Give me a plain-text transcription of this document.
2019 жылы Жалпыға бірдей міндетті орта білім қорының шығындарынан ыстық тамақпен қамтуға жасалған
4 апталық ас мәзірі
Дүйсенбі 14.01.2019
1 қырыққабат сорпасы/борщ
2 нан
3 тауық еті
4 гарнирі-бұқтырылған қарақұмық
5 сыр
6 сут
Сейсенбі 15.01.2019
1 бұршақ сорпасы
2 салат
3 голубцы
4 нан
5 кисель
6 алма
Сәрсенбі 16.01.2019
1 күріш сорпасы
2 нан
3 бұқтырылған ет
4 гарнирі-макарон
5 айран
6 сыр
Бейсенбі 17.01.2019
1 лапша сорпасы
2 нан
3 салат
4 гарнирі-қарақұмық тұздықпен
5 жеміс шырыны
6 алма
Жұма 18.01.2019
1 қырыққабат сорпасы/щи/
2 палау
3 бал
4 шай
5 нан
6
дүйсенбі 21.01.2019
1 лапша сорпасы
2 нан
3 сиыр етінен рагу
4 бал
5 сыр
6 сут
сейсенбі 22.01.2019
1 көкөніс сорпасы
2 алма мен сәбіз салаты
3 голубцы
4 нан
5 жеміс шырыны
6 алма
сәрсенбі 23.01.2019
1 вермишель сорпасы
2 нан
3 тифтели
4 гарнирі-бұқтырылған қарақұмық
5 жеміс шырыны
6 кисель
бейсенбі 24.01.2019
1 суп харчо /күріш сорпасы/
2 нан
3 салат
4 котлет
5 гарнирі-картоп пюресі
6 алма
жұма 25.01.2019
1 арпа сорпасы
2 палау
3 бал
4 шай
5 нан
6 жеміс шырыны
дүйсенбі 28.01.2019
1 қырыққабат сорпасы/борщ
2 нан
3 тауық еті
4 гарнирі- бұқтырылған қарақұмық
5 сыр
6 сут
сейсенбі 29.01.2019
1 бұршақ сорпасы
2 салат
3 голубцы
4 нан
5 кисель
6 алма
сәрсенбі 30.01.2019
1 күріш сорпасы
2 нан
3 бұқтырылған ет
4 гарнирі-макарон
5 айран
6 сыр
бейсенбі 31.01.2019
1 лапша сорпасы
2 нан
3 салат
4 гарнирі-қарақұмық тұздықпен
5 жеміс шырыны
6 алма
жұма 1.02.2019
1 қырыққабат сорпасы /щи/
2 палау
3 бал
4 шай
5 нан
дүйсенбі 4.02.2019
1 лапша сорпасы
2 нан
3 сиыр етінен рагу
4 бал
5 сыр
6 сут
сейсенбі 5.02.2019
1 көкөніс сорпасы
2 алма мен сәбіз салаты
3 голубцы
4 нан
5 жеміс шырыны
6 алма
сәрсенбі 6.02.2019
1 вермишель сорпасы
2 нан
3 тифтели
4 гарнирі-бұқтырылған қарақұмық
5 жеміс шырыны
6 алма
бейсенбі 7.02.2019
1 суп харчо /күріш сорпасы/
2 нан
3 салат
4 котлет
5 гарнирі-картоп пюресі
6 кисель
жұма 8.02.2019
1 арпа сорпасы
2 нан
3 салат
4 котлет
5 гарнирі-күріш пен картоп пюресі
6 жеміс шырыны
--------------------
Word for word, write out all of the data above.

Give me a plain-text transcription of this document.
2019 жылы Жалпыға бірдей міндетті орта білім қорының шығындарынан ыстық тамақпен қамтуға жасалған
4 апталық ас мәзірі
Дүйсенбі 14.01.2019
1 қырыққабат сорпасы/борщ
2 нан
3 тауық еті
4 гарнирі-бұқтырылған қарақұмық
5 сыр
6 сут
Сейсенбі 15.01.2019
1 бұршақ сорпасы
2 салат
3 голубцы
4 нан
5 кисель
6 алма
Сәрсенбі 16.01.2019
1 күріш сорпасы
2 нан
3 бұқтырылған ет
4 гарнирі-макарон
5 айран
6 сыр
Бейсенбі 17.01.2019
1 лапша сорпасы
2 нан
3 салат
4 гарнирі-қарақұмық тұздықпен
5 жеміс шырыны
6 алма
Жұма 18.01.2019
1 қырыққабат сорпасы/щи/
2 палау
3 бал
4 шай
5 нан
6
дүйсенбі 21.01.2019
1 лапша сорпасы
2 нан
3 сиыр етінен рагу
4 бал
5 сыр
6 сут
сейсенбі 22.01.2019
1 көкөніс сорпасы
2 алма мен сәбіз салаты
3 голубцы
4 нан
5 жеміс шырыны
6 алма
сәрсенбі 23.01.2019
1 вермишель сорпасы
2 нан
3 тифтели
4 гарнирі-бұқтырылған қарақұмық
5 жеміс шырыны
6 кисель
бейсенбі 24.01.2019
1 суп харчо /күріш сорпасы/
2 нан
3 салат
4 котлет
5 гарнирі-картоп пюресі
6 алма
жұма 25.01.2019
1 арпа сорпасы
2 палау
3 бал
4 шай
5 нан
6 жеміс шырыны
дүйсенбі 28.01.2019
1 қырыққабат сорпасы/борщ
2 нан
3 тауық еті
4 гарнирі- бұқтырылған қарақұмық
5 сыр
6 сут
сейсенбі 29.01.2019
1 бұршақ сорпасы
2 салат
3 голубцы
4 нан
5 кисель
6 алма
сәрсенбі 30.01.2019
1 күріш сорпасы
2 нан
3 бұқтырылған ет
4 гарнирі-макарон
5 айран
6 сыр
бейсенбі 31.01.2019
1 лапша сорпасы
2 нан
3 салат
4 гарнирі-қарақұмық тұздықпен
5 жеміс шырыны
6 алма
жұма 1.02.2019
1 қырыққабат сорпасы /щи/
2 палау
3 бал
4 шай
5 нан
дүйсенбі 4.02.2019
1 лапша сорпасы
2 нан
3 сиыр етінен рагу
4 бал
5 сыр
6 сут
сейсенбі 5.02.2019
1 көкөніс сорпасы
2 алма мен сәбіз салаты
3 голубцы
4 нан
5 жеміс шырыны
6 алма
сәрсенбі 6.02.2019
1 вермишель сорпасы
2 нан
3 тифтели
4 гарнирі-бұқтырылған қарақұмық
5 жеміс шырыны
6 алма
бейсенбі 7.02.2019
1 суп харчо /күріш сорпасы/
2 нан
3 салат
4 котлет
5 гарнирі-картоп пюресі
6 кисель
жұма 8.02.2019
1 арпа сорпасы
2 нан
3 салат
4 котлет
5 гарнирі-күріш пен картоп пюресі
6 жеміс шырыны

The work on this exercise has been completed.